Check each line of the listing, and copy it if it contains the word "hogar".
___ Records shown
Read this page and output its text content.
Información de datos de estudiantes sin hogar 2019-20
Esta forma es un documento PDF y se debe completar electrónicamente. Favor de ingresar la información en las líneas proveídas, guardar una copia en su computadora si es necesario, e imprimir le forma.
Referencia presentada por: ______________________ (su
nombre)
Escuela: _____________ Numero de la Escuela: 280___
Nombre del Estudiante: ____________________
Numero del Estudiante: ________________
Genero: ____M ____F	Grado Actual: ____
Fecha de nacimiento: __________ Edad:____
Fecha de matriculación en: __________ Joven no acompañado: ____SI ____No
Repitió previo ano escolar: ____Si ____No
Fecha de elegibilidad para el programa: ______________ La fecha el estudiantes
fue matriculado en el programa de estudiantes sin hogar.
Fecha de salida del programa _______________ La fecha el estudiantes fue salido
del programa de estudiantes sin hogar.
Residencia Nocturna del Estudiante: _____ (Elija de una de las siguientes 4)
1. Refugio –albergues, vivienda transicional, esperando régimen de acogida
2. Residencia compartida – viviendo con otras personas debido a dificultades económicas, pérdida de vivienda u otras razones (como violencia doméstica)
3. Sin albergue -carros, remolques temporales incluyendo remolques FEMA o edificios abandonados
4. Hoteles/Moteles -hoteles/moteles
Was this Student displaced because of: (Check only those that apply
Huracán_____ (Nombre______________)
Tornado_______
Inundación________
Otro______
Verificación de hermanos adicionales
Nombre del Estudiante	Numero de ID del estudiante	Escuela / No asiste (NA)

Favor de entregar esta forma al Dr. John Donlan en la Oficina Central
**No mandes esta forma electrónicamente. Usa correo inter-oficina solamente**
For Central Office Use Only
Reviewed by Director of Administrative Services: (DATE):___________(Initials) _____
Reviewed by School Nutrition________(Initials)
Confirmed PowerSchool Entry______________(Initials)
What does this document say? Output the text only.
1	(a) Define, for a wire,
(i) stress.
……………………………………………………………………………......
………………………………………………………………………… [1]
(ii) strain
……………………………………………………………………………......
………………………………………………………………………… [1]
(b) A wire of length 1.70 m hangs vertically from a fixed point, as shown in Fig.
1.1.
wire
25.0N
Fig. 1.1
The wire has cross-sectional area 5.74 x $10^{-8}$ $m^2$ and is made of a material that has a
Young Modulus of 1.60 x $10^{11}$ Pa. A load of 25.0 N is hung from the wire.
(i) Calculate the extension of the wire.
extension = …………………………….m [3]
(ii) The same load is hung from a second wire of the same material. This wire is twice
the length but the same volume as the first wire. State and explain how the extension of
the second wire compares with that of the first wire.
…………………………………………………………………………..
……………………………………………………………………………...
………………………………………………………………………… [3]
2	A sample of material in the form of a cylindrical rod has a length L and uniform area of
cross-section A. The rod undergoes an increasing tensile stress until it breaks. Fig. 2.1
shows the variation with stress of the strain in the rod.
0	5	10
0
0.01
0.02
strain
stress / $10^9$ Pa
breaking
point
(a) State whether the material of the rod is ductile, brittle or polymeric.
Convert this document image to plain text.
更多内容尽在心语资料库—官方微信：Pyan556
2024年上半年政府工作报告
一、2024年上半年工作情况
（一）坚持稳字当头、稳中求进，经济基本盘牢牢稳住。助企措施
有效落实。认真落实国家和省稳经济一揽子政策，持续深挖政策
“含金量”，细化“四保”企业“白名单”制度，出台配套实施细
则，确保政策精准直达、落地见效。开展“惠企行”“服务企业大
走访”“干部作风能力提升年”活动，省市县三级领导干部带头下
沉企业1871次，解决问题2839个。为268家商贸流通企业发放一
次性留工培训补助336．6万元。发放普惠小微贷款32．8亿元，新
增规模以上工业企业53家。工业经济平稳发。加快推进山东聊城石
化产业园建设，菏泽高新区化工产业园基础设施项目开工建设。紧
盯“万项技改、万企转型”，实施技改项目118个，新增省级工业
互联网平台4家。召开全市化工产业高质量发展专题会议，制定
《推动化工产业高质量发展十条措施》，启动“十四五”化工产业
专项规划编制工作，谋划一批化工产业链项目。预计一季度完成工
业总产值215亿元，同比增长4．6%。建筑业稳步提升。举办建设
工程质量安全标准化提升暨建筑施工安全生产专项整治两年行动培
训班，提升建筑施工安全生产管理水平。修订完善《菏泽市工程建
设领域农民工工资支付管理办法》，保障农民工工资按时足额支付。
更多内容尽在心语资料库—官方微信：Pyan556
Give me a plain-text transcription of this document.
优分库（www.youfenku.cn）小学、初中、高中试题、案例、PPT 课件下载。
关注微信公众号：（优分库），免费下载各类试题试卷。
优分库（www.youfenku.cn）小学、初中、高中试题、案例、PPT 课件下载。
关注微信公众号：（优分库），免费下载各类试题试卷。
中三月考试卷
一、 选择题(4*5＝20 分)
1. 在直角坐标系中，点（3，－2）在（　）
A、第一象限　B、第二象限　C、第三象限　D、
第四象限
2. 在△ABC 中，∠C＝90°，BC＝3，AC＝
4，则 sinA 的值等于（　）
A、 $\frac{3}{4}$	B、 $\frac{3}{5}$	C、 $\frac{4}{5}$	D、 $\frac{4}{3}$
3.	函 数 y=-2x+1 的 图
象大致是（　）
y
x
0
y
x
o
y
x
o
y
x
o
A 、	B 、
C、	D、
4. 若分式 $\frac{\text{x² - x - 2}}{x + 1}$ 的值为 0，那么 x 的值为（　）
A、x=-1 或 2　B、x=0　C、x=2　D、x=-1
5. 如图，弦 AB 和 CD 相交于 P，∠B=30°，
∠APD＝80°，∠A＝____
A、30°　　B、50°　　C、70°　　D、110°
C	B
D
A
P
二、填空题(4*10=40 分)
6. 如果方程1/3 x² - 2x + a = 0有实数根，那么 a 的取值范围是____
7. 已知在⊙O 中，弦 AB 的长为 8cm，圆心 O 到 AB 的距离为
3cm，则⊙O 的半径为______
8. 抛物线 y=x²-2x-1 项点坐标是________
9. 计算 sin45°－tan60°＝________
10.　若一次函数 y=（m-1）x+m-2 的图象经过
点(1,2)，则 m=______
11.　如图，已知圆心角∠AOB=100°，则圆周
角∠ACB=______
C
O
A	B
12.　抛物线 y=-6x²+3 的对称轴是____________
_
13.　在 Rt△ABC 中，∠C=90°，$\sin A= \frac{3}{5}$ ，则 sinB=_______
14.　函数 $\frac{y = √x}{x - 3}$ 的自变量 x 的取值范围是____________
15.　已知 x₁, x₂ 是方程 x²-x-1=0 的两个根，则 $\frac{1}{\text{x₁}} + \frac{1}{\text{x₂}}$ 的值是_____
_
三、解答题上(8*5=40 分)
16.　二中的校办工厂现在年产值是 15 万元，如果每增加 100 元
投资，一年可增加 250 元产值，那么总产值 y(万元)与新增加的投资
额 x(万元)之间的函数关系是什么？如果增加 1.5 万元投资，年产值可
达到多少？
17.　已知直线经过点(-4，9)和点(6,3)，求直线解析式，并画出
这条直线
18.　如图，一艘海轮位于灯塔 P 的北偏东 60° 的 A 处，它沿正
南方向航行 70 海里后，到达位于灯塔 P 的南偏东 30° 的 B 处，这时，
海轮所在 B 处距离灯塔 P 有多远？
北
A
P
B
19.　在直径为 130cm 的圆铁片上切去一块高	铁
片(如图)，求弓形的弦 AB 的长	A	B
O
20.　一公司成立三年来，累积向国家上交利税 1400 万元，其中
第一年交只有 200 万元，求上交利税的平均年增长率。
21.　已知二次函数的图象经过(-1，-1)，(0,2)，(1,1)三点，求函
______
# Solution to this task
Información de datos de estudiantes sin hogar 2019-20
fue matriculado en el programa de estudiantes sin hogar.
del programa de estudiantes sin hogar.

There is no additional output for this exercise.